**Selected extract**
# # # #
- Doha Qatar

Information
- Type: Private
- Motto: Strive for Excellence
- Established: October 2001
- Principal: Shihana Raheem
- Grades: Upper Reception – Year 13
- Enrollment: c. 1,400 (late 2010s)
- Hours in school day: 5.5 (07:00 AM - 12:30 PM) Morning Shift (01:30 PM - 07:00 PM) Night Shift
- Houses: Garnet; Emerald; Topaz;
- Colours: White and blue
- Website: www.slsqatar.info

= Stafford Sri Lankan School Doha =

Private institution in Doha, Qatar

Stafford Sri Lankan School Doha (SSLSD) is a private, non-profit community school in Doha, Qatar, inaugurated in October 2001 for the children of Sri Lankan expatriates in Qatar. Since 2011 it has been affiliated with the Embassy of Sri Lanka in Qatar and operates under its supervision. The school follows the Edexcel curriculum and is governed by a board of trustees.

==Overview==
The school began in 2001 in rented premises, where it operated for many years. By the late 2010s it enrolled roughly 1,400 students, most from the Sri Lankan community but also from other nationalities. It offers education from Upper Reception to Year 13 and is recognised by Qatar's Ministry of Education and Higher Education as an approved community school, as well as an approved examination centre for Edexcel International.

==New building==
In 2014 the Government of Qatar allotted a 10,000-square-metre plot in the Al Thumama area of Doha for a permanent school building, under the embassy's sponsorship. The foundation stone was laid in December 2018 at a groundbreaking ceremony attended by Qatari education and foreign-affairs officials and the Sri Lankan ambassador.
# # # #
**Input data**
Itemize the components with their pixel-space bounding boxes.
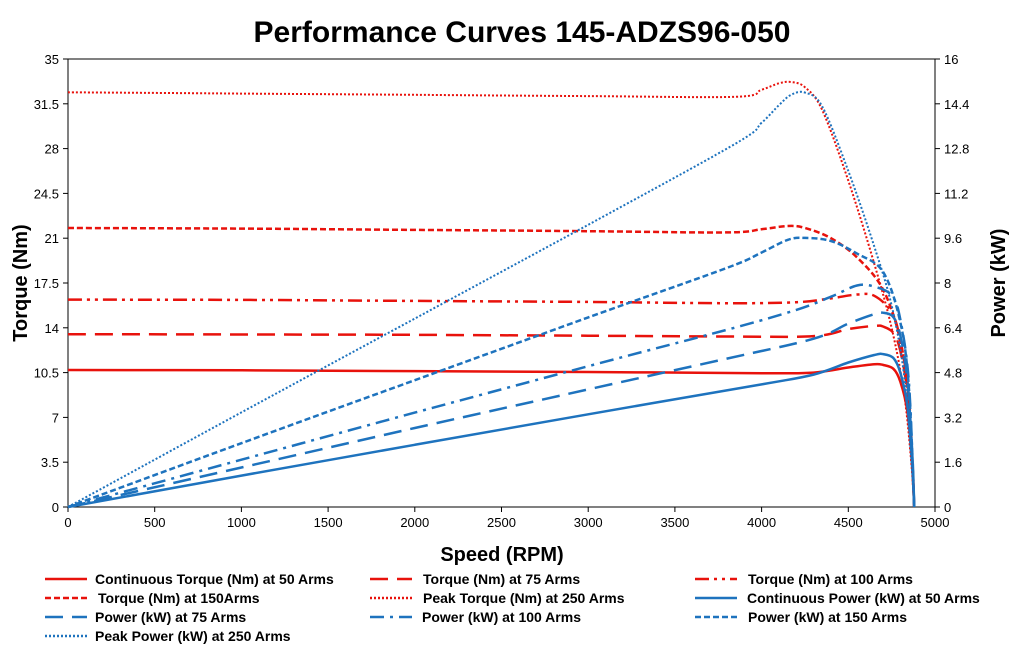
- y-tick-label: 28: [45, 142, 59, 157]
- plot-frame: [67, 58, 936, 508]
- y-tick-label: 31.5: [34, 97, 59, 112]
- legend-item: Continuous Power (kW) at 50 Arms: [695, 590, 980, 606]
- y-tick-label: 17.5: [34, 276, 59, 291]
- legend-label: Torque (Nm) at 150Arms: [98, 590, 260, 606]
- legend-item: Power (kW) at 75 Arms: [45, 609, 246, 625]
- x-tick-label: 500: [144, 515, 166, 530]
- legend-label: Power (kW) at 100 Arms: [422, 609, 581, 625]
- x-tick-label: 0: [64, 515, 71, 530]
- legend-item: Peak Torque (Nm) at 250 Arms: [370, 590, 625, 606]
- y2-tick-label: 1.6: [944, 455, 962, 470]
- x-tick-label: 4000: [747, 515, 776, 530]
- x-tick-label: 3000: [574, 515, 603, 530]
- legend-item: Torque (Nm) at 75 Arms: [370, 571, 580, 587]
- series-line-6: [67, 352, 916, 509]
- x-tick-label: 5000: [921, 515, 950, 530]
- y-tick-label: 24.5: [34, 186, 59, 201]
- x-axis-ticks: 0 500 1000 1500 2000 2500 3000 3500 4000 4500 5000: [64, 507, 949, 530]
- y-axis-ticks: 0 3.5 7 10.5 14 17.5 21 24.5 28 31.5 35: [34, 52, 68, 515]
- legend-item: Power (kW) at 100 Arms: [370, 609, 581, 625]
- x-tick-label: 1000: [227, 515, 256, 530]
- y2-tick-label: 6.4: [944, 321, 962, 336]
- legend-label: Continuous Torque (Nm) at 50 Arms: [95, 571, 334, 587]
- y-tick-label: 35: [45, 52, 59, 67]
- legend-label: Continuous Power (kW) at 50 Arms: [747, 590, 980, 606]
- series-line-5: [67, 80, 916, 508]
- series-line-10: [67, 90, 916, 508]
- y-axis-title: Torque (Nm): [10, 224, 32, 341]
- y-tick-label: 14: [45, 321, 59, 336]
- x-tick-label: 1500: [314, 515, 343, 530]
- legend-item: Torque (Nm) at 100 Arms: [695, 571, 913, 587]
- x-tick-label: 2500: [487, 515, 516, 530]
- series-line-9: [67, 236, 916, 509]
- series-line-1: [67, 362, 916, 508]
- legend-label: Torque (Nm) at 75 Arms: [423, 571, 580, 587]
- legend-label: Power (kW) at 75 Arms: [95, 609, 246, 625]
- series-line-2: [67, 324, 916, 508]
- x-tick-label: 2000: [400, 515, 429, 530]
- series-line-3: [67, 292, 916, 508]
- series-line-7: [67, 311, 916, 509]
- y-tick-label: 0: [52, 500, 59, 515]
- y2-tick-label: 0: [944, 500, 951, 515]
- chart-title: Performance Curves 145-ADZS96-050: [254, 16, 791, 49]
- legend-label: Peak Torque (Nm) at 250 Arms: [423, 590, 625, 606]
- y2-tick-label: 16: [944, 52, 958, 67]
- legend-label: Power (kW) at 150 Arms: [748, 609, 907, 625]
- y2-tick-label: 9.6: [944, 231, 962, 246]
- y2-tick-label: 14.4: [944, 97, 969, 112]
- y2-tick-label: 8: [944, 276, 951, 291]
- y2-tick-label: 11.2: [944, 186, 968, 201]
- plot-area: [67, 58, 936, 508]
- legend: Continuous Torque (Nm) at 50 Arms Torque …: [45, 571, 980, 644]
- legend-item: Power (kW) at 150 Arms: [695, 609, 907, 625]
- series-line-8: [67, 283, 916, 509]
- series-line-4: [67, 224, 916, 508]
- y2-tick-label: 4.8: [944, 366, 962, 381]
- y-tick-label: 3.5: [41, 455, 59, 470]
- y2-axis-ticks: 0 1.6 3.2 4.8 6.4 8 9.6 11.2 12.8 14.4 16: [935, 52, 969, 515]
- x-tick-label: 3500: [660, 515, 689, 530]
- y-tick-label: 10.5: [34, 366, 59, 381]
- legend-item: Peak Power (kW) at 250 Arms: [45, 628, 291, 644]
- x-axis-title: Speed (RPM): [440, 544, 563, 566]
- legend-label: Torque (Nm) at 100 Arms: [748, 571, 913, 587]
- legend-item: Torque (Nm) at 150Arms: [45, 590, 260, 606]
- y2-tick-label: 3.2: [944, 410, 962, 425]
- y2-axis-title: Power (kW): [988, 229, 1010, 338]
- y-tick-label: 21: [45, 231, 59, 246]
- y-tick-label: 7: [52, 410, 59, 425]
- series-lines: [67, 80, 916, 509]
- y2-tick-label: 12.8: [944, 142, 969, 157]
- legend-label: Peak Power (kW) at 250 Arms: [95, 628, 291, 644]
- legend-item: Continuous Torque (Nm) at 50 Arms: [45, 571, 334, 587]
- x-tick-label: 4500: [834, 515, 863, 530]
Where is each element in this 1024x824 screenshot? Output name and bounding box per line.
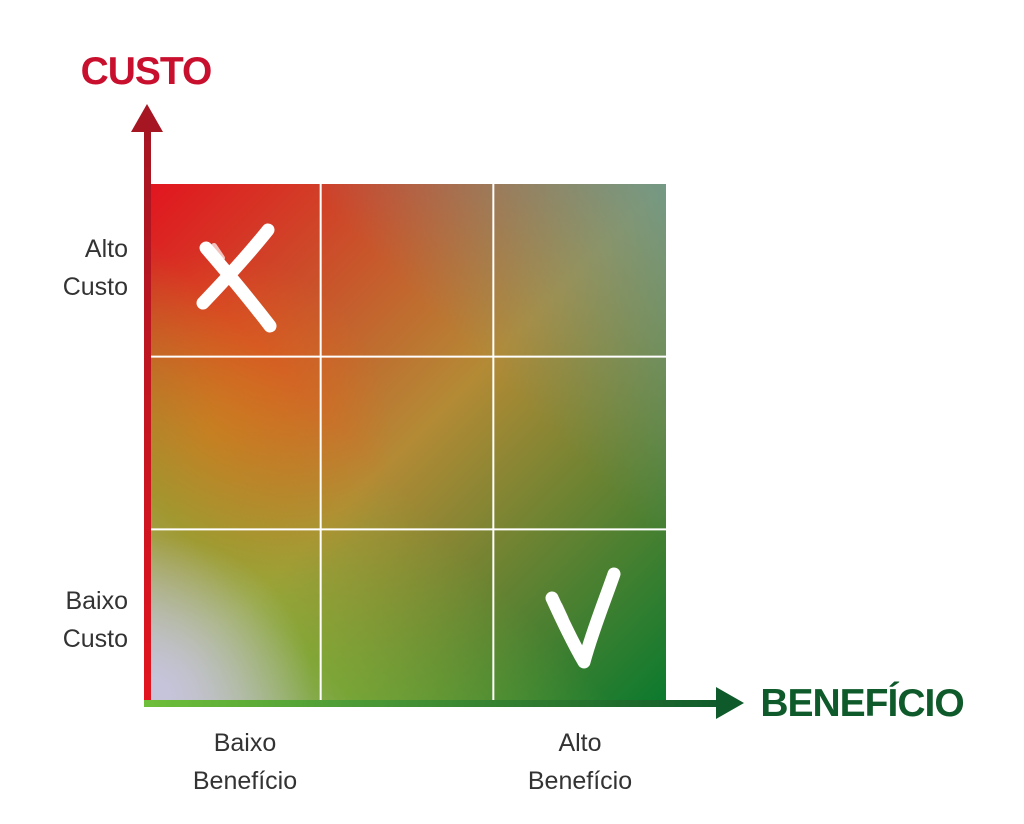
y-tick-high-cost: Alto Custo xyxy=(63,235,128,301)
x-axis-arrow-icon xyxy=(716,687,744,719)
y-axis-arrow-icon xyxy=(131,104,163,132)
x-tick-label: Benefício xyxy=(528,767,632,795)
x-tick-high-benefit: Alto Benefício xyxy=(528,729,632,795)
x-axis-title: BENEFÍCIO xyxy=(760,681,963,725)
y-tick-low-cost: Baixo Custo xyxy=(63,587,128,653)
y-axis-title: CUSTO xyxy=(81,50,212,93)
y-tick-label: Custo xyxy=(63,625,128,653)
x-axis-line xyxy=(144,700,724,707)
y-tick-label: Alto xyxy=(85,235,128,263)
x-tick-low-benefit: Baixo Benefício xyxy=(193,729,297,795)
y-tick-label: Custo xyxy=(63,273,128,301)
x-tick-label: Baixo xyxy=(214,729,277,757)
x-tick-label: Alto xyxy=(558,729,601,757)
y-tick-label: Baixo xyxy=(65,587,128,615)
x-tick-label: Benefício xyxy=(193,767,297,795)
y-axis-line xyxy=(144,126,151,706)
# # # #
**Task requirements**
1. Copy out the records again, from the line with "- y-tick-label: 28: [45, 142, 59, 157]" up to and including the line with "- y2-tick-label: 0: [944, 500, 951, 515]".
2. Pick up the text about Stafford Sri Lankan School Doha where it stops and keep writing.

**Answers below**
1.
- y-tick-label: 28: [45, 142, 59, 157]
- plot-frame: [67, 58, 936, 508]
- y-tick-label: 31.5: [34, 97, 59, 112]
- legend-item: Continuous Power (kW) at 50 Arms: [695, 590, 980, 606]
- y-tick-label: 17.5: [34, 276, 59, 291]
- legend-label: Torque (Nm) at 150Arms: [98, 590, 260, 606]
- legend-item: Power (kW) at 75 Arms: [45, 609, 246, 625]
- x-tick-label: 500: [144, 515, 166, 530]
- legend-label: Power (kW) at 100 Arms: [422, 609, 581, 625]
- x-tick-label: 0: [64, 515, 71, 530]
- legend-item: Peak Torque (Nm) at 250 Arms: [370, 590, 625, 606]
- y2-tick-label: 1.6: [944, 455, 962, 470]
- x-tick-label: 4000: [747, 515, 776, 530]
- x-tick-label: 3000: [574, 515, 603, 530]
- legend-item: Torque (Nm) at 75 Arms: [370, 571, 580, 587]
- series-line-6: [67, 352, 916, 509]
- x-tick-label: 5000: [921, 515, 950, 530]
- y-tick-label: 24.5: [34, 186, 59, 201]
- x-axis-ticks: 0 500 1000 1500 2000 2500 3000 3500 4000 4500 5000: [64, 507, 949, 530]
- y-axis-ticks: 0 3.5 7 10.5 14 17.5 21 24.5 28 31.5 35: [34, 52, 68, 515]
- legend-item: Power (kW) at 100 Arms: [370, 609, 581, 625]
- x-tick-label: 1000: [227, 515, 256, 530]
- y2-tick-label: 6.4: [944, 321, 962, 336]
- legend-label: Continuous Torque (Nm) at 50 Arms: [95, 571, 334, 587]
- y-tick-label: 35: [45, 52, 59, 67]
- legend-label: Continuous Power (kW) at 50 Arms: [747, 590, 980, 606]
- series-line-5: [67, 80, 916, 508]
- series-line-10: [67, 90, 916, 508]
- y-axis-title: Torque (Nm): [10, 224, 32, 341]
- y-tick-label: 14: [45, 321, 59, 336]
- x-tick-label: 1500: [314, 515, 343, 530]
- legend-item: Torque (Nm) at 100 Arms: [695, 571, 913, 587]
- x-tick-label: 2500: [487, 515, 516, 530]
- series-line-9: [67, 236, 916, 509]
- series-line-1: [67, 362, 916, 508]
- legend-label: Torque (Nm) at 75 Arms: [423, 571, 580, 587]
- legend-label: Power (kW) at 75 Arms: [95, 609, 246, 625]
- series-line-2: [67, 324, 916, 508]
- x-tick-label: 2000: [400, 515, 429, 530]
- series-line-3: [67, 292, 916, 508]
- series-line-7: [67, 311, 916, 509]
- y-tick-label: 0: [52, 500, 59, 515]
- y2-tick-label: 0: [944, 500, 951, 515]

2.
==Examinations and results==
SSLSD follows the London Edexcel curriculum, with students assessed internally through monthly and semester examinations alongside external Edexcel assessments. As an approved Edexcel examination centre, students sit Edexcel IGCSE and International Advanced Level (IAL) examinations as well as primary and lower-secondary assessments. In November 2024 the school received Pearson's Outstanding Pearson School Award in recognition of student results across its Edexcel programmes.

==2017 funding inquiry==
In July 2017, following complaints alleging mismanagement of school funds, the Sri Lankan embassy requested that the school's bank account be temporarily frozen pending an investigation directed by Sri Lanka's Ministry of Foreign Affairs. The ambassador stated that the measure would not interrupt the school's operations.

==See also==
- Ministry of Education and Higher Education (Qatar)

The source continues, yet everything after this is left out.